Collection entries:
________
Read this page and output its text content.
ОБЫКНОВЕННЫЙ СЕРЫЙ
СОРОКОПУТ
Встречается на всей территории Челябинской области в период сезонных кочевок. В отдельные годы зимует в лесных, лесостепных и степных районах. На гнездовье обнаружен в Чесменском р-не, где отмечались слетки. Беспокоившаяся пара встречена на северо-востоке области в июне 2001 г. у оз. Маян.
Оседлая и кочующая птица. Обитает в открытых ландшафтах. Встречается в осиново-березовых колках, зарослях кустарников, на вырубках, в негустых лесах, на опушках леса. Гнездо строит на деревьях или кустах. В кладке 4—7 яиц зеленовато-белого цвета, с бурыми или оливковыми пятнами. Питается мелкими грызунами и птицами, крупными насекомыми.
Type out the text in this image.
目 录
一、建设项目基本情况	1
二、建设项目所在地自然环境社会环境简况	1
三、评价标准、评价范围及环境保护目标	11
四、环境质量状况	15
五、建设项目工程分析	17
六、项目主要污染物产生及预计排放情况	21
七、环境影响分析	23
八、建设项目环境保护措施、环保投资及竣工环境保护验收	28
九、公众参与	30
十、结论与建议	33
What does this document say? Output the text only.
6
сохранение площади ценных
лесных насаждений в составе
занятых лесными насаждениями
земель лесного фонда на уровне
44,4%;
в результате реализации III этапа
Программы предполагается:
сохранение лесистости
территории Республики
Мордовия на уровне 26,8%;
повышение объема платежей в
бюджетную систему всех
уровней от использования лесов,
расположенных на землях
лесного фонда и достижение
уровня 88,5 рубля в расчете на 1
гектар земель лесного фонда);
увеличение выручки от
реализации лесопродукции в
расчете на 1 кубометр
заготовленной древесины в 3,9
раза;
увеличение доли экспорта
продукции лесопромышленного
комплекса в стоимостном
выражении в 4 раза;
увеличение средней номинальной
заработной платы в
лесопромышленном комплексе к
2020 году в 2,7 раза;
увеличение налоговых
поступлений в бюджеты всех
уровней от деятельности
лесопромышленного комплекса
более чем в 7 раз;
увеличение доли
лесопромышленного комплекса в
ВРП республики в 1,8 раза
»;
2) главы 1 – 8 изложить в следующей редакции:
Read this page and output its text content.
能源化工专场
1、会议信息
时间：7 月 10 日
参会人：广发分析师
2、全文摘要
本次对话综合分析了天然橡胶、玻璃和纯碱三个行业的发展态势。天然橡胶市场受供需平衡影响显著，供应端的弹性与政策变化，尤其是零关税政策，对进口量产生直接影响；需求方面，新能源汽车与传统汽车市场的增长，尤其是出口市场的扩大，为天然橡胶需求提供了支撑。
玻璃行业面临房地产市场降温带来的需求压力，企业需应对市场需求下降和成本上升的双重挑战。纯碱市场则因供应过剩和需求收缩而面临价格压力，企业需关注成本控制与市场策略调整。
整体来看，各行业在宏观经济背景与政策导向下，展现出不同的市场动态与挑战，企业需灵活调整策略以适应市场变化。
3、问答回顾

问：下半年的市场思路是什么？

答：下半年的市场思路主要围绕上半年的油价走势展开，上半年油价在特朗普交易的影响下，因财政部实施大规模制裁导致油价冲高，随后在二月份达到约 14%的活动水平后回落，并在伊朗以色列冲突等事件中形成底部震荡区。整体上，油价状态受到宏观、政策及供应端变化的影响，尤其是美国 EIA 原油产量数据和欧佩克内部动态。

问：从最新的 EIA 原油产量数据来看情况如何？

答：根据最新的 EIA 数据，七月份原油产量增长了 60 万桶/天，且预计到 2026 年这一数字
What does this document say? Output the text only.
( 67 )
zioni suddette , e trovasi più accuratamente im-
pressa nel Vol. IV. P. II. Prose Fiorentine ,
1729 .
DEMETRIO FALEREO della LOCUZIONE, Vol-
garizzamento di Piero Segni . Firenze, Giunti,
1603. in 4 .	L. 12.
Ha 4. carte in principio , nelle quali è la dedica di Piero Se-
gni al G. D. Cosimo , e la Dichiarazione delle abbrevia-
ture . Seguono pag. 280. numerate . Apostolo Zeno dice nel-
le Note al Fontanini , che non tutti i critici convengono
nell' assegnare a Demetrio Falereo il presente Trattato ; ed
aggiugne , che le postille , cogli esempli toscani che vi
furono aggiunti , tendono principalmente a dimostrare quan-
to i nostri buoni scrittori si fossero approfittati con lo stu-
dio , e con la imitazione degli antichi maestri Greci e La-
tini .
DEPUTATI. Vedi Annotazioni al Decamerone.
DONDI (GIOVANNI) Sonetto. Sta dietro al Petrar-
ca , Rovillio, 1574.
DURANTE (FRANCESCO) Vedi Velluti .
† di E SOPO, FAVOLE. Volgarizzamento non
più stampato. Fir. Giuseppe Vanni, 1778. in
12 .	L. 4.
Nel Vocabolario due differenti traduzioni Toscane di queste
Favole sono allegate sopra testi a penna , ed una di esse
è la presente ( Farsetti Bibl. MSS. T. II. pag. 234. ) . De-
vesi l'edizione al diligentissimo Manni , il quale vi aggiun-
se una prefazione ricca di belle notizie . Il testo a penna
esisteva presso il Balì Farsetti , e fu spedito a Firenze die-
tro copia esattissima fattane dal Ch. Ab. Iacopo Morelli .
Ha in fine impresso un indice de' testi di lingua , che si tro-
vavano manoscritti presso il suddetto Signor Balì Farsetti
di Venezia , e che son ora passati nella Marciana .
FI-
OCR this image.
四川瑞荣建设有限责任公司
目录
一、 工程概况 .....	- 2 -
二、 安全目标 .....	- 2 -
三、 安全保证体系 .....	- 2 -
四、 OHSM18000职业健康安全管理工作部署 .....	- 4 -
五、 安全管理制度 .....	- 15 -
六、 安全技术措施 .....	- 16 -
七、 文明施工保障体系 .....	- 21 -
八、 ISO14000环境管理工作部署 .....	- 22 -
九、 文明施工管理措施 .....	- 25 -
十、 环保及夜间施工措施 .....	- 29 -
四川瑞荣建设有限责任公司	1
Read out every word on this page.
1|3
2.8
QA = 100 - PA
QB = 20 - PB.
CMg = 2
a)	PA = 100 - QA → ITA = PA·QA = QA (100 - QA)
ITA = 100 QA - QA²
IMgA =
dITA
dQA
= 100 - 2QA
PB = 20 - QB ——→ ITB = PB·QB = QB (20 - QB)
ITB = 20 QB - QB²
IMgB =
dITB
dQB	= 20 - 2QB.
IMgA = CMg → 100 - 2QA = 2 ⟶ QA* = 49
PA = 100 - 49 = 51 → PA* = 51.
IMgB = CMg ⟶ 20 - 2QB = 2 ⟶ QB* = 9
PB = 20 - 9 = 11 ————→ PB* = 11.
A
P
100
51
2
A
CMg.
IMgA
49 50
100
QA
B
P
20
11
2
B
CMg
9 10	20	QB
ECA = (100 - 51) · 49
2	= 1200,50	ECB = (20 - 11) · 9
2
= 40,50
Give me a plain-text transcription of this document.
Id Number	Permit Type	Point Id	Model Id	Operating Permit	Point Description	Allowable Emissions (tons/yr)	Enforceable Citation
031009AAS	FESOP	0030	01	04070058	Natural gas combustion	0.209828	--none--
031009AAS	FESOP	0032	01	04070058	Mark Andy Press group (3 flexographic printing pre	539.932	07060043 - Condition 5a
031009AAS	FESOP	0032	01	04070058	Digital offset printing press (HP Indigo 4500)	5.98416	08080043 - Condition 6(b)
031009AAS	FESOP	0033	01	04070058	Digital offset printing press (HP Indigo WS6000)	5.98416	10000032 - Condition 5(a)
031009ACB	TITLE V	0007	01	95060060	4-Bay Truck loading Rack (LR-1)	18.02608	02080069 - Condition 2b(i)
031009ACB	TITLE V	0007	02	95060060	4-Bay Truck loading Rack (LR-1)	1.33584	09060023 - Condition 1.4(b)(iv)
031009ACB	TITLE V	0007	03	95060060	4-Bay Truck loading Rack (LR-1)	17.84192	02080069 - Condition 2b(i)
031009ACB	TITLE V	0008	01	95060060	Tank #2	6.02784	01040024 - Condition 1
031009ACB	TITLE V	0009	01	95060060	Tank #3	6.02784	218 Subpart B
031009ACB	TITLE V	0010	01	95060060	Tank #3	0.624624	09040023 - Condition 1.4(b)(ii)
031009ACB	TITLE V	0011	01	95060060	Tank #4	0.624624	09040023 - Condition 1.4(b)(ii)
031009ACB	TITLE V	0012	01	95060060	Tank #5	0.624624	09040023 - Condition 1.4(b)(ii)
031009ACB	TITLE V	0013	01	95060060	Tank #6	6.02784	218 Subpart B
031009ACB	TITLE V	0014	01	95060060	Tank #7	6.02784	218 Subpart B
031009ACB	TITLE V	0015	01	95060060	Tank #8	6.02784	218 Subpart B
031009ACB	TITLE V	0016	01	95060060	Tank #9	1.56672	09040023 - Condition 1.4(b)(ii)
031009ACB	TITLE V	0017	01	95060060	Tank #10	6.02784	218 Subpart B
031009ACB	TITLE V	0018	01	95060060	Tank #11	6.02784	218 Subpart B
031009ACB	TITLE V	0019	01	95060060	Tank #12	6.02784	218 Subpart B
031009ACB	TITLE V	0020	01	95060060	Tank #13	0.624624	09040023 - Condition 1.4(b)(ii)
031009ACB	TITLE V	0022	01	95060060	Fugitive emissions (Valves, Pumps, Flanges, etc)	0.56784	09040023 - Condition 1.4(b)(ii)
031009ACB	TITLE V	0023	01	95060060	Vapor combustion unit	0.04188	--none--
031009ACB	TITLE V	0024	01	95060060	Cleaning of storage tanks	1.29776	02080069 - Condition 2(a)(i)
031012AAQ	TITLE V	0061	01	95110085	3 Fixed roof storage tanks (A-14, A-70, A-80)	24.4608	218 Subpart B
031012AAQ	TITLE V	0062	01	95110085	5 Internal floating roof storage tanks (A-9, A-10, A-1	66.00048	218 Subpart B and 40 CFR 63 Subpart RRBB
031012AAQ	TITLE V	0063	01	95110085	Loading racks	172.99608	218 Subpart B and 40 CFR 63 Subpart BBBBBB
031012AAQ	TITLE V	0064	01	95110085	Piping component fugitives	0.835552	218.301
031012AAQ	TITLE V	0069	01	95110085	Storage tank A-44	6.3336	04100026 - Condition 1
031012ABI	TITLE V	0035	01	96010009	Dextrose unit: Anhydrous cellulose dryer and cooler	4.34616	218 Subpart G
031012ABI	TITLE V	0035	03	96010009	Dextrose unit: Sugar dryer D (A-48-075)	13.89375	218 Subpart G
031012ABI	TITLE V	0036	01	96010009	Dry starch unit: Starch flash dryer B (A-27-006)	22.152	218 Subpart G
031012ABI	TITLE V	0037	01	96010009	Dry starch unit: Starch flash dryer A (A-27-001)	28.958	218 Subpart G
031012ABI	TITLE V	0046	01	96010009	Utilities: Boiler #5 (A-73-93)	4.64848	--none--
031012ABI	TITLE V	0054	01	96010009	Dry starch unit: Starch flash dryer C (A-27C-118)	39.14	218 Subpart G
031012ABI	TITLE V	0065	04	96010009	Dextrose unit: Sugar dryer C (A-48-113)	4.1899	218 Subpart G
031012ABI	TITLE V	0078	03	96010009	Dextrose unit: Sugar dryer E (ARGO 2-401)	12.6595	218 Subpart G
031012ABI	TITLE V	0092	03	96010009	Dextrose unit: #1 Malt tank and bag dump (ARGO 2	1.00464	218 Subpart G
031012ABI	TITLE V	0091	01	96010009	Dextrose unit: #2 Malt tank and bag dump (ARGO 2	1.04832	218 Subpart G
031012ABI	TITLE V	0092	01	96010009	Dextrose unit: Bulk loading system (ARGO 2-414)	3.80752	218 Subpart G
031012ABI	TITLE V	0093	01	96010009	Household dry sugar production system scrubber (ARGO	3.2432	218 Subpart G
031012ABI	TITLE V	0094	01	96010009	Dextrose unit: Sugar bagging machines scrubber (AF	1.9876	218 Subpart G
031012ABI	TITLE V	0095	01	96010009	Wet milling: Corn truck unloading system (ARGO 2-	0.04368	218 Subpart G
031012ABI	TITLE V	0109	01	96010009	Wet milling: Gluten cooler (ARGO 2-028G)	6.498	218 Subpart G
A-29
________
Of all the lines in the listing above, how many contain the word "Type"? Answer with the number alone.

Answer for this exercise: 2